# Information shown:

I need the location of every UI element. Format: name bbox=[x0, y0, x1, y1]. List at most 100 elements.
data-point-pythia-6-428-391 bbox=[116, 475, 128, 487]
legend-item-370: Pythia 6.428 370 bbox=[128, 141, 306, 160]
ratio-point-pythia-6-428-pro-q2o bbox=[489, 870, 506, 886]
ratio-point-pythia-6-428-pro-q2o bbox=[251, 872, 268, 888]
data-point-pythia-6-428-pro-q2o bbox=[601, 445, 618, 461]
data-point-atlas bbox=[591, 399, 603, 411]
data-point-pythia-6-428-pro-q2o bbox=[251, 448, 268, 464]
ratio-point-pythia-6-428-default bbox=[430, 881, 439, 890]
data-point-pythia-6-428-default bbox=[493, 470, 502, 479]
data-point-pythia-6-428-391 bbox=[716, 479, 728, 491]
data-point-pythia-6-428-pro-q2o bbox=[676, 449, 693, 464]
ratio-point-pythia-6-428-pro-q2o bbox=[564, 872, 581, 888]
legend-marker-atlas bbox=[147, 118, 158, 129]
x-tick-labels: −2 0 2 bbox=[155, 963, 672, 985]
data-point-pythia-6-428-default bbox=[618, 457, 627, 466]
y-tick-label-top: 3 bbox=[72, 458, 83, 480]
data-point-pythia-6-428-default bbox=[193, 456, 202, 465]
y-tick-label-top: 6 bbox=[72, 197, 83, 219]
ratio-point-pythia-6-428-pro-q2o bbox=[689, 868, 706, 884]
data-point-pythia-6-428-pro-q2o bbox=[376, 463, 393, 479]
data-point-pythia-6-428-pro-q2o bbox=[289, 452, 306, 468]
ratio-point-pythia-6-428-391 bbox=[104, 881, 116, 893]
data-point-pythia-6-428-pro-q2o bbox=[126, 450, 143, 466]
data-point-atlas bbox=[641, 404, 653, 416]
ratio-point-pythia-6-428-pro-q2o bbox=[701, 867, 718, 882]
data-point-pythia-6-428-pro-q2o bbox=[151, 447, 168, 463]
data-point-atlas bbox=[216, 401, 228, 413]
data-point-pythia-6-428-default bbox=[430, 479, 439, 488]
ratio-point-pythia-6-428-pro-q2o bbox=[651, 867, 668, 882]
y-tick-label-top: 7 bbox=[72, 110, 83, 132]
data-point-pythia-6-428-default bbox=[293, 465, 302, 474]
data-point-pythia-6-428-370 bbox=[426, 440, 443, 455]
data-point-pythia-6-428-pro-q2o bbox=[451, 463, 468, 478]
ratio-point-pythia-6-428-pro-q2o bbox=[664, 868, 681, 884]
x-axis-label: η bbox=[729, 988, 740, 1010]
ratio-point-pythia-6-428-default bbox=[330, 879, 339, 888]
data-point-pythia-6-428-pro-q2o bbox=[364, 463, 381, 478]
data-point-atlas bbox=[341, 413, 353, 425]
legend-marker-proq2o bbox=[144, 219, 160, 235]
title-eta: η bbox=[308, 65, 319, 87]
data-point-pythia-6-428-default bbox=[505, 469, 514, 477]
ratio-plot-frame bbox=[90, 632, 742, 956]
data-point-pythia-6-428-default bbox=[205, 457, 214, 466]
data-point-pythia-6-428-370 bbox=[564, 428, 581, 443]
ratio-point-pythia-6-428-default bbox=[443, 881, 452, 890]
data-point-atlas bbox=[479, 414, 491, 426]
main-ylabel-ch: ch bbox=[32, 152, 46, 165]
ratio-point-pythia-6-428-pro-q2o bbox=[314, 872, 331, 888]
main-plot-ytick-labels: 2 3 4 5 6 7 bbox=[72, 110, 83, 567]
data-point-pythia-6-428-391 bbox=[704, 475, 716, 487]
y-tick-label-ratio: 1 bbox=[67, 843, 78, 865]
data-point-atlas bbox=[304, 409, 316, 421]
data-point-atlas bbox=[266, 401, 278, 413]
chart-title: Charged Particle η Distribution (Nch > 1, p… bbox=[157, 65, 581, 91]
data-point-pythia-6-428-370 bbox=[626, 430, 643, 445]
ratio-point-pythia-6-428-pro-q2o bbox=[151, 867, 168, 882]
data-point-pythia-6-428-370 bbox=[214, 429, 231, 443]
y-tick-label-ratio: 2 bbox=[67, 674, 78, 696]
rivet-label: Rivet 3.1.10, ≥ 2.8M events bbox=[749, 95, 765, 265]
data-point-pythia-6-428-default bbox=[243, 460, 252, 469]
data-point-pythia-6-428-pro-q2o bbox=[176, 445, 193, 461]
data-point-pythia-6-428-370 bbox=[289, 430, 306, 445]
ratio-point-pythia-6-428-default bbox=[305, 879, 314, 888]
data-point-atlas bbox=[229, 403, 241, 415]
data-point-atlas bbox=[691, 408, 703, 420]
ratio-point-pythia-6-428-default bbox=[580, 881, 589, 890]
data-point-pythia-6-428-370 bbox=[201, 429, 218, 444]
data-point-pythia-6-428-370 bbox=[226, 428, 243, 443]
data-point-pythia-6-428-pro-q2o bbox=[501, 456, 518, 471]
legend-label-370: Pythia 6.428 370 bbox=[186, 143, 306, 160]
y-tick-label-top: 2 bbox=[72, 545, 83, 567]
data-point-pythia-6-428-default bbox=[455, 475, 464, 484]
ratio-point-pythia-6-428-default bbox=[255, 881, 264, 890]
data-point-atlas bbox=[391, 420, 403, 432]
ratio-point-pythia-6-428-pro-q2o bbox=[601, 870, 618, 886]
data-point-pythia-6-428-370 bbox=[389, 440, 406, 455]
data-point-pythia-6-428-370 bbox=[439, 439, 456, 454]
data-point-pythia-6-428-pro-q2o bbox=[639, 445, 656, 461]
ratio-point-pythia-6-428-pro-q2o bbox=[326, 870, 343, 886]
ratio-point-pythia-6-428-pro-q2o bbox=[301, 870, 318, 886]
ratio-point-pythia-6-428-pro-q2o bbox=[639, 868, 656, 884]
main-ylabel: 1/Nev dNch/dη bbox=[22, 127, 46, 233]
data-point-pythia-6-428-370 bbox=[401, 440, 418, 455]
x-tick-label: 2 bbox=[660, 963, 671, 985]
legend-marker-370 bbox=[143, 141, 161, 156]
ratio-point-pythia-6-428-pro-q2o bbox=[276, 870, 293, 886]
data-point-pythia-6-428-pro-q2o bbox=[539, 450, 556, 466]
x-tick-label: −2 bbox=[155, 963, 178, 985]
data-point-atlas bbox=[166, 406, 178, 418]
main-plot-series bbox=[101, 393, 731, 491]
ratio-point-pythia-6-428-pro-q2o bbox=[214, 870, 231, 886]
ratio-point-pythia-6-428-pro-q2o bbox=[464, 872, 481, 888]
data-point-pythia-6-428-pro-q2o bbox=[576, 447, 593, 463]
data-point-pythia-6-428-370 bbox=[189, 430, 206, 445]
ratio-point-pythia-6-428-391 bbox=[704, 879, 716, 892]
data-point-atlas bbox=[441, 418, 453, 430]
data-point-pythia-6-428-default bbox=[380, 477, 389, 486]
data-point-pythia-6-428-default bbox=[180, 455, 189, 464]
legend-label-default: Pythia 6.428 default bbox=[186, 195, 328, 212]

# Task to complete:
Can you reproduce every line of the item above word for word, without changing anything?

# Response to this task:
I need the location of every UI element. Format: name bbox=[x0, y0, x1, y1]. List at most 100 elements.
data-point-pythia-6-428-391 bbox=[116, 475, 128, 487]
legend-item-370: Pythia 6.428 370 bbox=[128, 141, 306, 160]
ratio-point-pythia-6-428-pro-q2o bbox=[489, 870, 506, 886]
ratio-point-pythia-6-428-pro-q2o bbox=[251, 872, 268, 888]
data-point-pythia-6-428-pro-q2o bbox=[601, 445, 618, 461]
data-point-atlas bbox=[591, 399, 603, 411]
data-point-pythia-6-428-pro-q2o bbox=[251, 448, 268, 464]
ratio-point-pythia-6-428-default bbox=[430, 881, 439, 890]
data-point-pythia-6-428-default bbox=[493, 470, 502, 479]
data-point-pythia-6-428-391 bbox=[716, 479, 728, 491]
data-point-pythia-6-428-pro-q2o bbox=[676, 449, 693, 464]
ratio-point-pythia-6-428-pro-q2o bbox=[564, 872, 581, 888]
legend-marker-atlas bbox=[147, 118, 158, 129]
x-tick-labels: −2 0 2 bbox=[155, 963, 672, 985]
data-point-pythia-6-428-default bbox=[618, 457, 627, 466]
y-tick-label-top: 3 bbox=[72, 458, 83, 480]
data-point-pythia-6-428-default bbox=[193, 456, 202, 465]
y-tick-label-top: 6 bbox=[72, 197, 83, 219]
ratio-point-pythia-6-428-pro-q2o bbox=[689, 868, 706, 884]
data-point-pythia-6-428-pro-q2o bbox=[376, 463, 393, 479]
data-point-pythia-6-428-pro-q2o bbox=[289, 452, 306, 468]
ratio-point-pythia-6-428-391 bbox=[104, 881, 116, 893]
data-point-pythia-6-428-pro-q2o bbox=[126, 450, 143, 466]
data-point-atlas bbox=[641, 404, 653, 416]
ratio-point-pythia-6-428-pro-q2o bbox=[701, 867, 718, 882]
data-point-pythia-6-428-pro-q2o bbox=[151, 447, 168, 463]
data-point-atlas bbox=[216, 401, 228, 413]
data-point-pythia-6-428-default bbox=[430, 479, 439, 488]
ratio-point-pythia-6-428-pro-q2o bbox=[651, 867, 668, 882]
y-tick-label-top: 7 bbox=[72, 110, 83, 132]
data-point-pythia-6-428-default bbox=[293, 465, 302, 474]
data-point-pythia-6-428-370 bbox=[426, 440, 443, 455]
data-point-pythia-6-428-pro-q2o bbox=[451, 463, 468, 478]
ratio-point-pythia-6-428-pro-q2o bbox=[664, 868, 681, 884]
x-axis-label: η bbox=[729, 988, 740, 1010]
ratio-point-pythia-6-428-default bbox=[330, 879, 339, 888]
data-point-pythia-6-428-pro-q2o bbox=[364, 463, 381, 478]
data-point-atlas bbox=[341, 413, 353, 425]
legend-marker-proq2o bbox=[144, 219, 160, 235]
title-eta: η bbox=[308, 65, 319, 87]
data-point-pythia-6-428-default bbox=[505, 469, 514, 477]
ratio-plot-frame bbox=[90, 632, 742, 956]
data-point-pythia-6-428-default bbox=[205, 457, 214, 466]
data-point-pythia-6-428-370 bbox=[564, 428, 581, 443]
ratio-point-pythia-6-428-default bbox=[443, 881, 452, 890]
data-point-atlas bbox=[479, 414, 491, 426]
main-ylabel-ch: ch bbox=[32, 152, 46, 165]
ratio-point-pythia-6-428-pro-q2o bbox=[314, 872, 331, 888]
main-plot-ytick-labels: 2 3 4 5 6 7 bbox=[72, 110, 83, 567]
data-point-pythia-6-428-391 bbox=[704, 475, 716, 487]
y-tick-label-ratio: 1 bbox=[67, 843, 78, 865]
data-point-atlas bbox=[304, 409, 316, 421]
data-point-atlas bbox=[266, 401, 278, 413]
chart-title: Charged Particle η Distribution (Nch > 1, p… bbox=[157, 65, 581, 91]
data-point-pythia-6-428-370 bbox=[626, 430, 643, 445]
ratio-point-pythia-6-428-pro-q2o bbox=[151, 867, 168, 882]
data-point-pythia-6-428-370 bbox=[214, 429, 231, 443]
y-tick-label-ratio: 2 bbox=[67, 674, 78, 696]
rivet-label: Rivet 3.1.10, ≥ 2.8M events bbox=[749, 95, 765, 265]
data-point-pythia-6-428-default bbox=[243, 460, 252, 469]
data-point-pythia-6-428-pro-q2o bbox=[176, 445, 193, 461]
data-point-pythia-6-428-370 bbox=[289, 430, 306, 445]
ratio-point-pythia-6-428-default bbox=[305, 879, 314, 888]
data-point-atlas bbox=[229, 403, 241, 415]
data-point-atlas bbox=[691, 408, 703, 420]
ratio-point-pythia-6-428-default bbox=[580, 881, 589, 890]
data-point-pythia-6-428-370 bbox=[201, 429, 218, 444]
data-point-pythia-6-428-370 bbox=[226, 428, 243, 443]
data-point-pythia-6-428-pro-q2o bbox=[501, 456, 518, 471]
legend-label-370: Pythia 6.428 370 bbox=[186, 143, 306, 160]
y-tick-label-top: 2 bbox=[72, 545, 83, 567]
data-point-pythia-6-428-default bbox=[455, 475, 464, 484]
ratio-point-pythia-6-428-default bbox=[255, 881, 264, 890]
data-point-atlas bbox=[391, 420, 403, 432]
ratio-point-pythia-6-428-pro-q2o bbox=[601, 870, 618, 886]
data-point-pythia-6-428-370 bbox=[389, 440, 406, 455]
data-point-pythia-6-428-370 bbox=[439, 439, 456, 454]
data-point-pythia-6-428-pro-q2o bbox=[639, 445, 656, 461]
ratio-point-pythia-6-428-pro-q2o bbox=[326, 870, 343, 886]
ratio-point-pythia-6-428-pro-q2o bbox=[301, 870, 318, 886]
ratio-point-pythia-6-428-pro-q2o bbox=[639, 868, 656, 884]
main-ylabel: 1/Nev dNch/dη bbox=[22, 127, 46, 233]
data-point-pythia-6-428-370 bbox=[401, 440, 418, 455]
x-tick-label: 2 bbox=[660, 963, 671, 985]
legend-marker-370 bbox=[143, 141, 161, 156]
ratio-point-pythia-6-428-pro-q2o bbox=[276, 870, 293, 886]
data-point-pythia-6-428-pro-q2o bbox=[539, 450, 556, 466]
x-tick-label: −2 bbox=[155, 963, 178, 985]
data-point-atlas bbox=[166, 406, 178, 418]
main-plot-series bbox=[101, 393, 731, 491]
ratio-point-pythia-6-428-pro-q2o bbox=[214, 870, 231, 886]
ratio-point-pythia-6-428-pro-q2o bbox=[464, 872, 481, 888]
data-point-pythia-6-428-pro-q2o bbox=[576, 447, 593, 463]
data-point-pythia-6-428-370 bbox=[189, 430, 206, 445]
ratio-point-pythia-6-428-391 bbox=[704, 879, 716, 892]
data-point-atlas bbox=[441, 418, 453, 430]
data-point-pythia-6-428-default bbox=[380, 477, 389, 486]
data-point-pythia-6-428-default bbox=[180, 455, 189, 464]
legend-label-default: Pythia 6.428 default bbox=[186, 195, 328, 212]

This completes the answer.